→ **Dataset entries**:
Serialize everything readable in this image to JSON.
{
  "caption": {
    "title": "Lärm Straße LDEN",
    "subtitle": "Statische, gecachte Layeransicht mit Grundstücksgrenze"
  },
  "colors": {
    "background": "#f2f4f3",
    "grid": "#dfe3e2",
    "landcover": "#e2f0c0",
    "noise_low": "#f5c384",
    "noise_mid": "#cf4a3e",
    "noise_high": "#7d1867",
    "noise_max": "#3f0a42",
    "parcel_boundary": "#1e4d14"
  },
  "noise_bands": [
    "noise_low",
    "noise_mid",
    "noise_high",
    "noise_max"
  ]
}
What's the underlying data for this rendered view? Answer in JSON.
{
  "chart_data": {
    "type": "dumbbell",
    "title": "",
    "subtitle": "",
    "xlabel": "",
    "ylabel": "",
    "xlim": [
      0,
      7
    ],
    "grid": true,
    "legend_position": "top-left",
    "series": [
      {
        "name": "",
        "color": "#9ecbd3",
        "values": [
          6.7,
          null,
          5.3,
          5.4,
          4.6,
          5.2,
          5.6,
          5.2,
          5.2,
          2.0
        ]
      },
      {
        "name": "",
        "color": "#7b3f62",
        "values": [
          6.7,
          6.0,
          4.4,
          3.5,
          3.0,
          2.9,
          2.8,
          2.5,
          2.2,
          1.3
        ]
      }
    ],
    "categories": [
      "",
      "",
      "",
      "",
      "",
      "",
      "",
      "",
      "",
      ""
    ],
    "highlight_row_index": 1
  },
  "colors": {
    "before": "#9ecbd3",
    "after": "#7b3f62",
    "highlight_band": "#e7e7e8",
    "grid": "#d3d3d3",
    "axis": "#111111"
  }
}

→ **Written exercise**: Write out every entry above, word for word.

→ **Expected output**:
Serialize everything readable in this image to JSON.
{
  "caption": {
    "title": "Lärm Straße LDEN",
    "subtitle": "Statische, gecachte Layeransicht mit Grundstücksgrenze"
  },
  "colors": {
    "background": "#f2f4f3",
    "grid": "#dfe3e2",
    "landcover": "#e2f0c0",
    "noise_low": "#f5c384",
    "noise_mid": "#cf4a3e",
    "noise_high": "#7d1867",
    "noise_max": "#3f0a42",
    "parcel_boundary": "#1e4d14"
  },
  "noise_bands": [
    "noise_low",
    "noise_mid",
    "noise_high",
    "noise_max"
  ]
}
What's the underlying data for this rendered view? Answer in JSON.
{
  "chart_data": {
    "type": "dumbbell",
    "title": "",
    "subtitle": "",
    "xlabel": "",
    "ylabel": "",
    "xlim": [
      0,
      7
    ],
    "grid": true,
    "legend_position": "top-left",
    "series": [
      {
        "name": "",
        "color": "#9ecbd3",
        "values": [
          6.7,
          null,
          5.3,
          5.4,
          4.6,
          5.2,
          5.6,
          5.2,
          5.2,
          2.0
        ]
      },
      {
        "name": "",
        "color": "#7b3f62",
        "values": [
          6.7,
          6.0,
          4.4,
          3.5,
          3.0,
          2.9,
          2.8,
          2.5,
          2.2,
          1.3
        ]
      }
    ],
    "categories": [
      "",
      "",
      "",
      "",
      "",
      "",
      "",
      "",
      "",
      ""
    ],
    "highlight_row_index": 1
  },
  "colors": {
    "before": "#9ecbd3",
    "after": "#7b3f62",
    "highlight_band": "#e7e7e8",
    "grid": "#d3d3d3",
    "axis": "#111111"
  }
}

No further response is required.